▶ GOAL
Reproduce the complete listing without any deviation.

▶ INPUT

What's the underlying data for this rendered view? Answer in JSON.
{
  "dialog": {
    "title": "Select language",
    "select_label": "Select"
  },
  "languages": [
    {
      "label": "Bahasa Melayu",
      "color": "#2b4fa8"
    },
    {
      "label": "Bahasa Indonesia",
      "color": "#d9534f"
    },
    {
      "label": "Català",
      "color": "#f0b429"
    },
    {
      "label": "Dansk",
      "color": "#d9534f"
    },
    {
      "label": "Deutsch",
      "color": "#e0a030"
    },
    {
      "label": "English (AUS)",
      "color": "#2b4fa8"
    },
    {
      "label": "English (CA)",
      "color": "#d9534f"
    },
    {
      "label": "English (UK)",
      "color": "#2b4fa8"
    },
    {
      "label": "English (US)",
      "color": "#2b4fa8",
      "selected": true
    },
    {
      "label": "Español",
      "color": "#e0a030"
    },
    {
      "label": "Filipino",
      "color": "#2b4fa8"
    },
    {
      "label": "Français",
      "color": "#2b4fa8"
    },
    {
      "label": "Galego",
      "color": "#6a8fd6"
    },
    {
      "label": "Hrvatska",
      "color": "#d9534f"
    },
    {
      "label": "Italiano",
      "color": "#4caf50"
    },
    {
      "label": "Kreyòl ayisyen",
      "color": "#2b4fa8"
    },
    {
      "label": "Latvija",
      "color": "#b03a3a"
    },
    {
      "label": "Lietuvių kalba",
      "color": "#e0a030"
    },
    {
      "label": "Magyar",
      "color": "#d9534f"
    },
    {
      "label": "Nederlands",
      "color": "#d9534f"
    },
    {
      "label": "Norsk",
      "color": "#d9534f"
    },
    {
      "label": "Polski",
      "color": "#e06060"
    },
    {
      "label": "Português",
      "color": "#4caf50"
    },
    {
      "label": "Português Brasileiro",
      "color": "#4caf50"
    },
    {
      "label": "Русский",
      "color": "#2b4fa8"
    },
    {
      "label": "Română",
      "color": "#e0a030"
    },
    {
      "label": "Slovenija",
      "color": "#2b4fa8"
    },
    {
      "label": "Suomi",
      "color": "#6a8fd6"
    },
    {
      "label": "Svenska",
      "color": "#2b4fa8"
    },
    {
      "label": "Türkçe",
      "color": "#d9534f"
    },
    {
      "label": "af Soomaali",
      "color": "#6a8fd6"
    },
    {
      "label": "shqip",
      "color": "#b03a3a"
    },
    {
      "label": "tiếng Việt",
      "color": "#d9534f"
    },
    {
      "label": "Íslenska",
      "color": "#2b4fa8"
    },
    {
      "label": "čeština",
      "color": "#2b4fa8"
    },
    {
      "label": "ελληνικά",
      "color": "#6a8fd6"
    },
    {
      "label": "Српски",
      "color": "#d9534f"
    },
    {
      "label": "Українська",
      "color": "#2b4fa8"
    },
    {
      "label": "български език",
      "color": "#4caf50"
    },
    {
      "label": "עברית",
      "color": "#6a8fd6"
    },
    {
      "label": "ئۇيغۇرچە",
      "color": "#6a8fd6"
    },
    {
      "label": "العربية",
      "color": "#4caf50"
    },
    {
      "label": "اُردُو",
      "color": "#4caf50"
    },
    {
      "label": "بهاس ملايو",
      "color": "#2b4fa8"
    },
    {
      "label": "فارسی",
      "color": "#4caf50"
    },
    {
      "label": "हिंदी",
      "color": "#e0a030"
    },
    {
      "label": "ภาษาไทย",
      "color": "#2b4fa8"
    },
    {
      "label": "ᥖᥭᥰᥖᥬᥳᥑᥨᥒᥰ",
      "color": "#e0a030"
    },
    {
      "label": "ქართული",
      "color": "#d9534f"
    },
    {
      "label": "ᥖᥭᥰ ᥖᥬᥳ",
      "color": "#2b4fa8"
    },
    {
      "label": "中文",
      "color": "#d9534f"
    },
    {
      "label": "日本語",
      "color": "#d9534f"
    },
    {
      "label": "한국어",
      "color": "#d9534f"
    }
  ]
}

▶ RESULT FOR THIS TASK
What's the underlying data for this rendered view? Answer in JSON.
{
  "dialog": {
    "title": "Select language",
    "select_label": "Select"
  },
  "languages": [
    {
      "label": "Bahasa Melayu",
      "color": "#2b4fa8"
    },
    {
      "label": "Bahasa Indonesia",
      "color": "#d9534f"
    },
    {
      "label": "Català",
      "color": "#f0b429"
    },
    {
      "label": "Dansk",
      "color": "#d9534f"
    },
    {
      "label": "Deutsch",
      "color": "#e0a030"
    },
    {
      "label": "English (AUS)",
      "color": "#2b4fa8"
    },
    {
      "label": "English (CA)",
      "color": "#d9534f"
    },
    {
      "label": "English (UK)",
      "color": "#2b4fa8"
    },
    {
      "label": "English (US)",
      "color": "#2b4fa8",
      "selected": true
    },
    {
      "label": "Español",
      "color": "#e0a030"
    },
    {
      "label": "Filipino",
      "color": "#2b4fa8"
    },
    {
      "label": "Français",
      "color": "#2b4fa8"
    },
    {
      "label": "Galego",
      "color": "#6a8fd6"
    },
    {
      "label": "Hrvatska",
      "color": "#d9534f"
    },
    {
      "label": "Italiano",
      "color": "#4caf50"
    },
    {
      "label": "Kreyòl ayisyen",
      "color": "#2b4fa8"
    },
    {
      "label": "Latvija",
      "color": "#b03a3a"
    },
    {
      "label": "Lietuvių kalba",
      "color": "#e0a030"
    },
    {
      "label": "Magyar",
      "color": "#d9534f"
    },
    {
      "label": "Nederlands",
      "color": "#d9534f"
    },
    {
      "label": "Norsk",
      "color": "#d9534f"
    },
    {
      "label": "Polski",
      "color": "#e06060"
    },
    {
      "label": "Português",
      "color": "#4caf50"
    },
    {
      "label": "Português Brasileiro",
      "color": "#4caf50"
    },
    {
      "label": "Русский",
      "color": "#2b4fa8"
    },
    {
      "label": "Română",
      "color": "#e0a030"
    },
    {
      "label": "Slovenija",
      "color": "#2b4fa8"
    },
    {
      "label": "Suomi",
      "color": "#6a8fd6"
    },
    {
      "label": "Svenska",
      "color": "#2b4fa8"
    },
    {
      "label": "Türkçe",
      "color": "#d9534f"
    },
    {
      "label": "af Soomaali",
      "color": "#6a8fd6"
    },
    {
      "label": "shqip",
      "color": "#b03a3a"
    },
    {
      "label": "tiếng Việt",
      "color": "#d9534f"
    },
    {
      "label": "Íslenska",
      "color": "#2b4fa8"
    },
    {
      "label": "čeština",
      "color": "#2b4fa8"
    },
    {
      "label": "ελληνικά",
      "color": "#6a8fd6"
    },
    {
      "label": "Српски",
      "color": "#d9534f"
    },
    {
      "label": "Українська",
      "color": "#2b4fa8"
    },
    {
      "label": "български език",
      "color": "#4caf50"
    },
    {
      "label": "עברית",
      "color": "#6a8fd6"
    },
    {
      "label": "ئۇيغۇرچە",
      "color": "#6a8fd6"
    },
    {
      "label": "العربية",
      "color": "#4caf50"
    },
    {
      "label": "اُردُو",
      "color": "#4caf50"
    },
    {
      "label": "بهاس ملايو",
      "color": "#2b4fa8"
    },
    {
      "label": "فارسی",
      "color": "#4caf50"
    },
    {
      "label": "हिंदी",
      "color": "#e0a030"
    },
    {
      "label": "ภาษาไทย",
      "color": "#2b4fa8"
    },
    {
      "label": "ᥖᥭᥰᥖᥬᥳᥑᥨᥒᥰ",
      "color": "#e0a030"
    },
    {
      "label": "ქართული",
      "color": "#d9534f"
    },
    {
      "label": "ᥖᥭᥰ ᥖᥬᥳ",
      "color": "#2b4fa8"
    },
    {
      "label": "中文",
      "color": "#d9534f"
    },
    {
      "label": "日本語",
      "color": "#d9534f"
    },
    {
      "label": "한국어",
      "color": "#d9534f"
    }
  ]
}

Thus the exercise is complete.